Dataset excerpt
________________________________________
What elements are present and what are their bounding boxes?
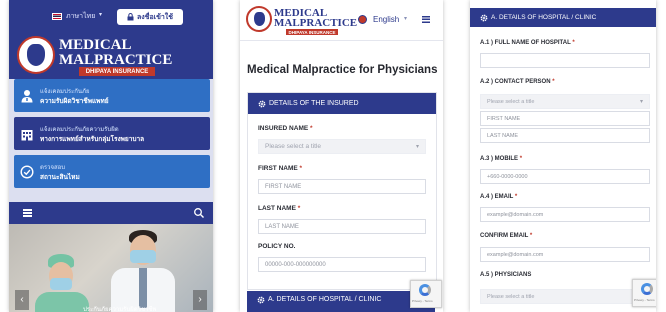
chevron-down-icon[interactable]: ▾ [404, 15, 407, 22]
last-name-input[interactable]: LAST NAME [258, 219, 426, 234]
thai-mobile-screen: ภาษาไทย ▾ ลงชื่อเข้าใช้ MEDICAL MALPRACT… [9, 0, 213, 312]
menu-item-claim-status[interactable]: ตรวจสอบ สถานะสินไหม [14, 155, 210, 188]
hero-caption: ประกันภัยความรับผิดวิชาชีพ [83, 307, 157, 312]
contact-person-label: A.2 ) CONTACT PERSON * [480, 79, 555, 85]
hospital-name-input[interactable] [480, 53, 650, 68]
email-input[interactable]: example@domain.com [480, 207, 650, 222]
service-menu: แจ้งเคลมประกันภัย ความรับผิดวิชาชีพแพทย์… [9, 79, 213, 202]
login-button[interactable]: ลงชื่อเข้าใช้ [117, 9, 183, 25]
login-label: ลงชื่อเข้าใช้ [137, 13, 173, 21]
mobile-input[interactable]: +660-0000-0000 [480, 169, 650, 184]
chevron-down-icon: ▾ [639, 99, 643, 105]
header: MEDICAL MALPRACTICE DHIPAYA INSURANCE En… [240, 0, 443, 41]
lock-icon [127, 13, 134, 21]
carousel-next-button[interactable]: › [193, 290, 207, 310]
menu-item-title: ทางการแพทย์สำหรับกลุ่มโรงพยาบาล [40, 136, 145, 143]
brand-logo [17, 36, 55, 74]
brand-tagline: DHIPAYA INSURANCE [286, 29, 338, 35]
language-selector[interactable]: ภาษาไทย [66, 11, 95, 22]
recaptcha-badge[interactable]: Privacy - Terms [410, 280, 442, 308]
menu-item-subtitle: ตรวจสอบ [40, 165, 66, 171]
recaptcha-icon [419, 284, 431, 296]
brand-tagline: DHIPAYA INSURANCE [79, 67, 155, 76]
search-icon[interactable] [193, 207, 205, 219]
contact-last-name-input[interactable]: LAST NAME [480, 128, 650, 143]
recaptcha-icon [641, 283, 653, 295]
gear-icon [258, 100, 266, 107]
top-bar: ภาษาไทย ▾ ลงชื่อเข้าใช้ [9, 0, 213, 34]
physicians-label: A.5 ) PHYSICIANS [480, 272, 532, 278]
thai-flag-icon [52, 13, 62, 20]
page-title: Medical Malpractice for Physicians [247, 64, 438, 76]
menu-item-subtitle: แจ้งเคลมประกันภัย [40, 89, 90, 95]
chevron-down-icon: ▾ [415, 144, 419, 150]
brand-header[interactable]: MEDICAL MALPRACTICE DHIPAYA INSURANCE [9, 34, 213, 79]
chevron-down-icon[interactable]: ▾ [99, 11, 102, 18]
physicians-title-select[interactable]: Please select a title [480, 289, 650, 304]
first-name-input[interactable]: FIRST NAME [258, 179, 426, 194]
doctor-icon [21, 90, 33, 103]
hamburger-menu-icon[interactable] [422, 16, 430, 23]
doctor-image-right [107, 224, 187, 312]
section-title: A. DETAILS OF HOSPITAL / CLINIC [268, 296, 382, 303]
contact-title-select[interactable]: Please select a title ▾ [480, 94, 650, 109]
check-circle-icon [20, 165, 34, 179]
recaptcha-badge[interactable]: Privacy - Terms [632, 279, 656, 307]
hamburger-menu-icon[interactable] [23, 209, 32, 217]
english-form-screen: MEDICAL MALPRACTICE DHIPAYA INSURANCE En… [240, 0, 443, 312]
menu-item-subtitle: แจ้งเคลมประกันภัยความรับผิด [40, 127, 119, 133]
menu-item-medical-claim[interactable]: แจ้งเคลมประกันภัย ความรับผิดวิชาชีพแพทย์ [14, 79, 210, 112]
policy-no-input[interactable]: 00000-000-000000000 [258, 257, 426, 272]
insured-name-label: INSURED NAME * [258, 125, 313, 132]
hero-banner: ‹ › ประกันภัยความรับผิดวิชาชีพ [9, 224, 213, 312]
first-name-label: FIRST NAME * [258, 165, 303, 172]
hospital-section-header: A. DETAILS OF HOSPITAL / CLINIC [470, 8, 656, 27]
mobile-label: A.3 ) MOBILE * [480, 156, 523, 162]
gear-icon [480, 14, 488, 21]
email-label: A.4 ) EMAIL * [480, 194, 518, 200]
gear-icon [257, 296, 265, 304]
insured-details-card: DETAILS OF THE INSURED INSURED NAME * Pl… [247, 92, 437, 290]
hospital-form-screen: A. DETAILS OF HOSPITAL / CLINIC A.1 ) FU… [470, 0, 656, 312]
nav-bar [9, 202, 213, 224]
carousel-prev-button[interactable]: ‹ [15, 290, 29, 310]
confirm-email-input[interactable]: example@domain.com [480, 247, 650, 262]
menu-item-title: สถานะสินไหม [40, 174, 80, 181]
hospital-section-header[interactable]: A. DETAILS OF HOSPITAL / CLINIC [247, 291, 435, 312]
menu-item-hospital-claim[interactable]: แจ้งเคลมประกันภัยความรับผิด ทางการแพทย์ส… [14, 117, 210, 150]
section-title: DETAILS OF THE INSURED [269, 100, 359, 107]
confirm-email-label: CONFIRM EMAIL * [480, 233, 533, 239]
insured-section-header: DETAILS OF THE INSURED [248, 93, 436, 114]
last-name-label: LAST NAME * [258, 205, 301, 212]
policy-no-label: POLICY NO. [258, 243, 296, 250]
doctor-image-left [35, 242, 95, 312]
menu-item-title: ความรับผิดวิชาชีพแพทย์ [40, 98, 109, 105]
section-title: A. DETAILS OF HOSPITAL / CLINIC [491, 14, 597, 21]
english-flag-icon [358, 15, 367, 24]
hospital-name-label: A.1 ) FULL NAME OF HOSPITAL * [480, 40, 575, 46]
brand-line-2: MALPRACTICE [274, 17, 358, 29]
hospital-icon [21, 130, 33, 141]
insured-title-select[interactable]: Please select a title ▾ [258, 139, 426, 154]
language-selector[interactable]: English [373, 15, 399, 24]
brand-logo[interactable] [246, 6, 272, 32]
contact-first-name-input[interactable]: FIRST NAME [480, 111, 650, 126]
________________________________________
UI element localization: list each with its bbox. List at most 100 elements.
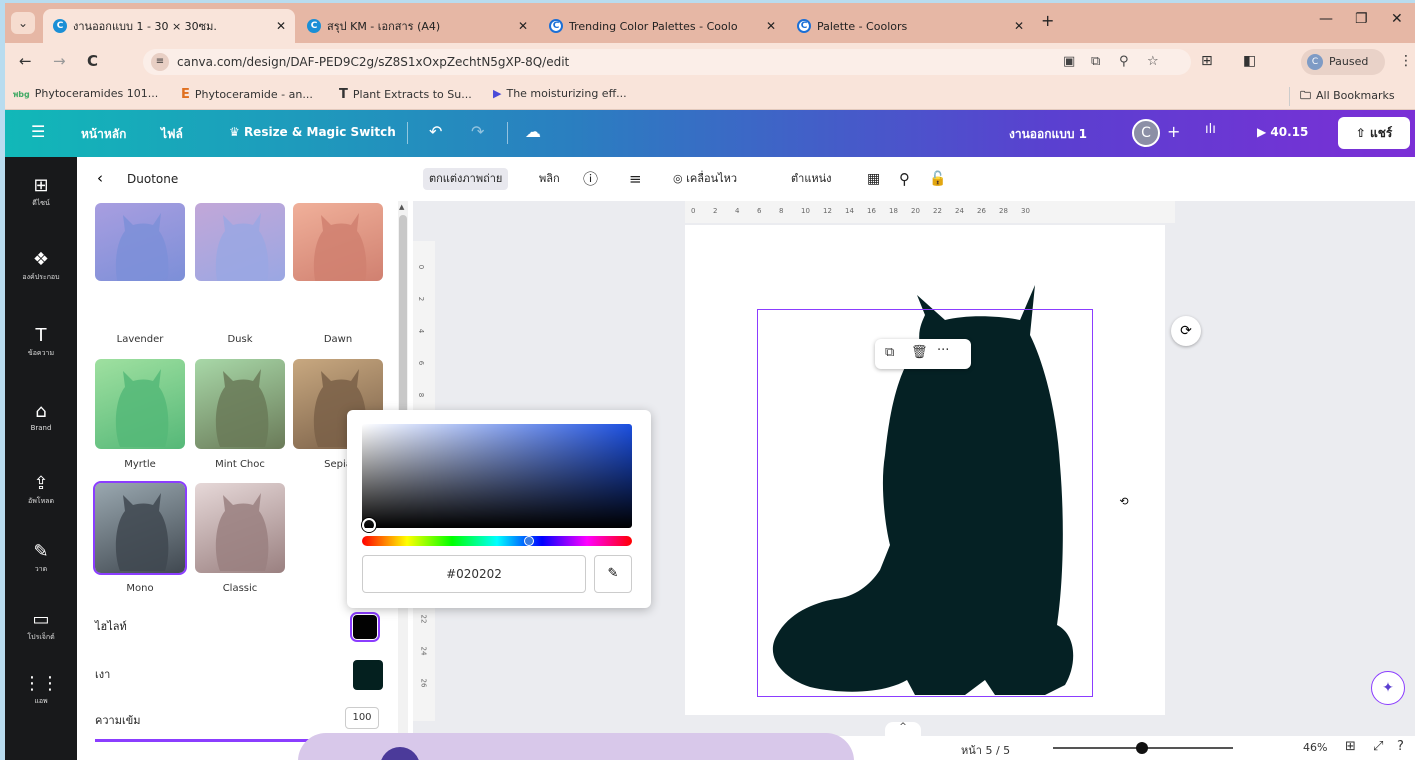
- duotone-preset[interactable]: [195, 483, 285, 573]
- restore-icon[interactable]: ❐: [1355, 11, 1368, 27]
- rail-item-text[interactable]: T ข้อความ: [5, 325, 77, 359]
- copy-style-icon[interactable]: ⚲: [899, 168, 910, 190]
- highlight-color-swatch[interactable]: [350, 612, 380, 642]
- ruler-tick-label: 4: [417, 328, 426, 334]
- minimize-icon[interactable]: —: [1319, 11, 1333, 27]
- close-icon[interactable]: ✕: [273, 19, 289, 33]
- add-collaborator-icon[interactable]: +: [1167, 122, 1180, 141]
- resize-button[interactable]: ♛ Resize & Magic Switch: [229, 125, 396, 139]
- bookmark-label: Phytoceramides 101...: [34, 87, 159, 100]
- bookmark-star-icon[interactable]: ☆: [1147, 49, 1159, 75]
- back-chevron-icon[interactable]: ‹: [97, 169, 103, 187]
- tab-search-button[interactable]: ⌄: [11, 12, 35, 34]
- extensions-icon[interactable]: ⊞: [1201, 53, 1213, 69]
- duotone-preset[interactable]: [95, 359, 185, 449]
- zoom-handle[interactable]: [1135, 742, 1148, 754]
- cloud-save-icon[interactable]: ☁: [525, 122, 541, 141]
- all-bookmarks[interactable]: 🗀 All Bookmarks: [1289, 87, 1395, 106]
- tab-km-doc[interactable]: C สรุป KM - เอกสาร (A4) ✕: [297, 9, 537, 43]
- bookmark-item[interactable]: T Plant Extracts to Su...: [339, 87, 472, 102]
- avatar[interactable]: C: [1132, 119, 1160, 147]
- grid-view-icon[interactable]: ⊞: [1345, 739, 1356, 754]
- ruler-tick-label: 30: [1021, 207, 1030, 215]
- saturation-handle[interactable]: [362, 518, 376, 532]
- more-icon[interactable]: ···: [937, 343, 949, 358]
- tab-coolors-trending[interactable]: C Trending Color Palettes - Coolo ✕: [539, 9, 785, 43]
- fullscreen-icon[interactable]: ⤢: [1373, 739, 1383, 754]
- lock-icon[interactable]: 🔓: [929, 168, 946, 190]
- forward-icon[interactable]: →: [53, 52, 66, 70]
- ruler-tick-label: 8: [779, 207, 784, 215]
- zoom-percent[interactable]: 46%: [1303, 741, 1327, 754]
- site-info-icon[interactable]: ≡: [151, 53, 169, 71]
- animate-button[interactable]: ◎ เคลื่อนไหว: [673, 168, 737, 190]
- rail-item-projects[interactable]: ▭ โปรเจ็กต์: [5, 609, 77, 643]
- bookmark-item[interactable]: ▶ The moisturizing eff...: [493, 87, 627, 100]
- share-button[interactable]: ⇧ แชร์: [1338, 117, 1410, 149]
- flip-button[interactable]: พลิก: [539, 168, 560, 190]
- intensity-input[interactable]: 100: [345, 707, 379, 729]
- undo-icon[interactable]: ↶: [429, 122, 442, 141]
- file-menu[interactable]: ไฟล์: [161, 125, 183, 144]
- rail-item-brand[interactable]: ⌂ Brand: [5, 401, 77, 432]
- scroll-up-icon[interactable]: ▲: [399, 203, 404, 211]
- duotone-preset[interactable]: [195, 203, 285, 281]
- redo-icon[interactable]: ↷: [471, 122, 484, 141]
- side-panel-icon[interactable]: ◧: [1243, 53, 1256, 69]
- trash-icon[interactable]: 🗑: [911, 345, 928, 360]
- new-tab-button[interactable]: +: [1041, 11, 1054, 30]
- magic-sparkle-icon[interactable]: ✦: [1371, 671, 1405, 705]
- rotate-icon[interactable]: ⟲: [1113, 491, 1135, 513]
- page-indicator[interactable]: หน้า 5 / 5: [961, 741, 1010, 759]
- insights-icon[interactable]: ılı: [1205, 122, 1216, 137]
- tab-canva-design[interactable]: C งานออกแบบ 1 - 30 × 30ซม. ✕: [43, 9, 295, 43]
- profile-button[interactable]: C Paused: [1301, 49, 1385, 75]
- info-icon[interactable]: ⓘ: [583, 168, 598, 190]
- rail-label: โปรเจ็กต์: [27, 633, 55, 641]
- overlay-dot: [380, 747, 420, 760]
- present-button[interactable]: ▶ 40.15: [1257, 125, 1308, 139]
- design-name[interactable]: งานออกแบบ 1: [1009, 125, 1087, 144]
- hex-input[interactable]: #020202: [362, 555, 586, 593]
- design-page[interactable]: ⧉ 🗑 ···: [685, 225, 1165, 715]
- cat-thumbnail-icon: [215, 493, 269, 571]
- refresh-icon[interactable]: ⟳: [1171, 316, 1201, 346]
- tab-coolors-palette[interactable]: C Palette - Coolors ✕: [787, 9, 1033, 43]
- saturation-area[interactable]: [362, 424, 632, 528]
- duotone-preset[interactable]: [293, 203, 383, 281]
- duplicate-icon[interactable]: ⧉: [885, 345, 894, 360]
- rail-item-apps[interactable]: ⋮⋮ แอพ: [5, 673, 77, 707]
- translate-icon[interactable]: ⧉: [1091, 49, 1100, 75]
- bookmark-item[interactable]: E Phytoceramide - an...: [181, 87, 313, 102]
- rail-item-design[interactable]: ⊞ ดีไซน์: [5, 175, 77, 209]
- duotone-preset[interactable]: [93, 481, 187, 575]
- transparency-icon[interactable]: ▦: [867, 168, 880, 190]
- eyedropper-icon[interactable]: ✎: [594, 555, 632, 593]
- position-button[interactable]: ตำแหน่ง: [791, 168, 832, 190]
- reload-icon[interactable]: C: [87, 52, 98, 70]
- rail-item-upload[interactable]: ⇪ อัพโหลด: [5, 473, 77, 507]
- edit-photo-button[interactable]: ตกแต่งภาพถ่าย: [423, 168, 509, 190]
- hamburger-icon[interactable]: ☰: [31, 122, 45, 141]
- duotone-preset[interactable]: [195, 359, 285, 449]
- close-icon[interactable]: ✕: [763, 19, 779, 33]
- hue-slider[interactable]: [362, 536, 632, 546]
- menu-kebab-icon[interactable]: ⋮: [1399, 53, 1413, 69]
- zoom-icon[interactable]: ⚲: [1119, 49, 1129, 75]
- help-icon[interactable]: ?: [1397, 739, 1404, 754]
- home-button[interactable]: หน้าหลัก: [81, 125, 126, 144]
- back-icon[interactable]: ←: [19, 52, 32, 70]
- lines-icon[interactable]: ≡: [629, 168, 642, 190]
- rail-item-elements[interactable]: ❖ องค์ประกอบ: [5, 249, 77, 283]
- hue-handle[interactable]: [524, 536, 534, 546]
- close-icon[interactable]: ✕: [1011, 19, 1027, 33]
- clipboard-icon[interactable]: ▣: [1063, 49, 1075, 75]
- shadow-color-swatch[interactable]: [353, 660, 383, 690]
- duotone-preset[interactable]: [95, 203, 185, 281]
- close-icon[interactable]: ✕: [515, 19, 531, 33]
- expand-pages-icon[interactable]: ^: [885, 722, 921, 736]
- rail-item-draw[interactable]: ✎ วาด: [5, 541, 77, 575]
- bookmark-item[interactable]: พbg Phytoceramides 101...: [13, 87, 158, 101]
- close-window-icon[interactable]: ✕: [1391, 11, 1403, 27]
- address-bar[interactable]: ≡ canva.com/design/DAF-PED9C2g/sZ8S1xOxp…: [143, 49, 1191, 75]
________________________________________
> **Given instruction**
Rewrite the items from the line that has "chevron-down-icon[interactable]: ▾ [404, 15, 407, 22]" through the line that has "login-label: ลงชื่อเข้าใช้ [137, 13, 173, 21]", swapping "email-input" for "email-field" and leaving everything else as it is.

> **Full response**
chevron-down-icon[interactable]: ▾ [404, 15, 407, 22]
last-name-input[interactable]: LAST NAME [258, 219, 426, 234]
thai-mobile-screen: ภาษาไทย ▾ ลงชื่อเข้าใช้ MEDICAL MALPRACT… [9, 0, 213, 312]
menu-item-claim-status[interactable]: ตรวจสอบ สถานะสินไหม [14, 155, 210, 188]
hero-caption: ประกันภัยความรับผิดวิชาชีพ [83, 307, 157, 312]
contact-person-label: A.2 ) CONTACT PERSON * [480, 79, 555, 85]
hospital-name-input[interactable] [480, 53, 650, 68]
email-field[interactable]: example@domain.com [480, 207, 650, 222]
service-menu: แจ้งเคลมประกันภัย ความรับผิดวิชาชีพแพทย์… [9, 79, 213, 202]
login-button[interactable]: ลงชื่อเข้าใช้ [117, 9, 183, 25]
login-label: ลงชื่อเข้าใช้ [137, 13, 173, 21]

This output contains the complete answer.